Goal = Below are the records; pull every line that includes "memberitahukan".

**** Records supplied

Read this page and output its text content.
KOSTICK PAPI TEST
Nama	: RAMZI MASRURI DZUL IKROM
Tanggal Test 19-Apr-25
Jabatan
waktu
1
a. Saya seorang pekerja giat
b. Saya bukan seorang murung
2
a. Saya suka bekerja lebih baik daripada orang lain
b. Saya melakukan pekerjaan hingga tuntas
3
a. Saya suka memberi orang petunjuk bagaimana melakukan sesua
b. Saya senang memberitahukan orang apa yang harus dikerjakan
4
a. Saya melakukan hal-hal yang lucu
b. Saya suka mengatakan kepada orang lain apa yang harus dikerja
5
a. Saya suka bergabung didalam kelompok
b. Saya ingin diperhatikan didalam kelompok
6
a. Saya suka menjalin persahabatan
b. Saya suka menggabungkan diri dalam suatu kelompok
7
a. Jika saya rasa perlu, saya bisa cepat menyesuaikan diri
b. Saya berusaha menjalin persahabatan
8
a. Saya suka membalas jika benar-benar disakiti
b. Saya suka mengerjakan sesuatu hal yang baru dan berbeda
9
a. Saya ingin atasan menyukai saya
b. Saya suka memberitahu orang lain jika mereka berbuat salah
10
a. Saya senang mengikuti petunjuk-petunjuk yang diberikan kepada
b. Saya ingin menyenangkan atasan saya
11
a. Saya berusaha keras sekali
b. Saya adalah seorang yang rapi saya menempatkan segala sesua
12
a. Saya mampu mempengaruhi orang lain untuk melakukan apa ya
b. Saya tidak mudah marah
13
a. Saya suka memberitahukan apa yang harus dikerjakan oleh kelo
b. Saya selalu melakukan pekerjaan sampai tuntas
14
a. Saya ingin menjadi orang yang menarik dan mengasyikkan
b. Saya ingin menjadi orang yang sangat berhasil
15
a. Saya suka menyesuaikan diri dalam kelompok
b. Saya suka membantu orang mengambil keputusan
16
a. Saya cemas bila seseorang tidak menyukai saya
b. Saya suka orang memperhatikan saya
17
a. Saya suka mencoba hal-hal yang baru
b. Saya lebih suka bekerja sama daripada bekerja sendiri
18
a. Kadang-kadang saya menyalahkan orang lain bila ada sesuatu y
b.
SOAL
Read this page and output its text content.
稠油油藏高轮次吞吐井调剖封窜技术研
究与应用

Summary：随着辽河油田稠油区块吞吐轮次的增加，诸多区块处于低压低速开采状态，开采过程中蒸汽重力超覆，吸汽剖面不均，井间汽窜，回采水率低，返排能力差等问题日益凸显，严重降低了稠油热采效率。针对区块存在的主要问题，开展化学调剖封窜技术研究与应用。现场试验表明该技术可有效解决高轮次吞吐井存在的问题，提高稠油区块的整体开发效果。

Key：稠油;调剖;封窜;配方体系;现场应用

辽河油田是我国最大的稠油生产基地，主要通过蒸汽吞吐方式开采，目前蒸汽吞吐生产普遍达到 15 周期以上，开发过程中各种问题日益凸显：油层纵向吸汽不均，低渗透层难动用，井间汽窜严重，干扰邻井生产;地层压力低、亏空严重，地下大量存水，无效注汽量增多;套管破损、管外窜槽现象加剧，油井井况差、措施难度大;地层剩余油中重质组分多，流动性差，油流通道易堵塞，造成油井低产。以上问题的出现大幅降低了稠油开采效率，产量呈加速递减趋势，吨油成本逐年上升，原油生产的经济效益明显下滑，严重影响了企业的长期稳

********

Solved problem =
b. Saya senang memberitahukan orang apa yang harus dikerjakan
a. Saya suka memberitahukan apa yang harus dikerjakan oleh kelo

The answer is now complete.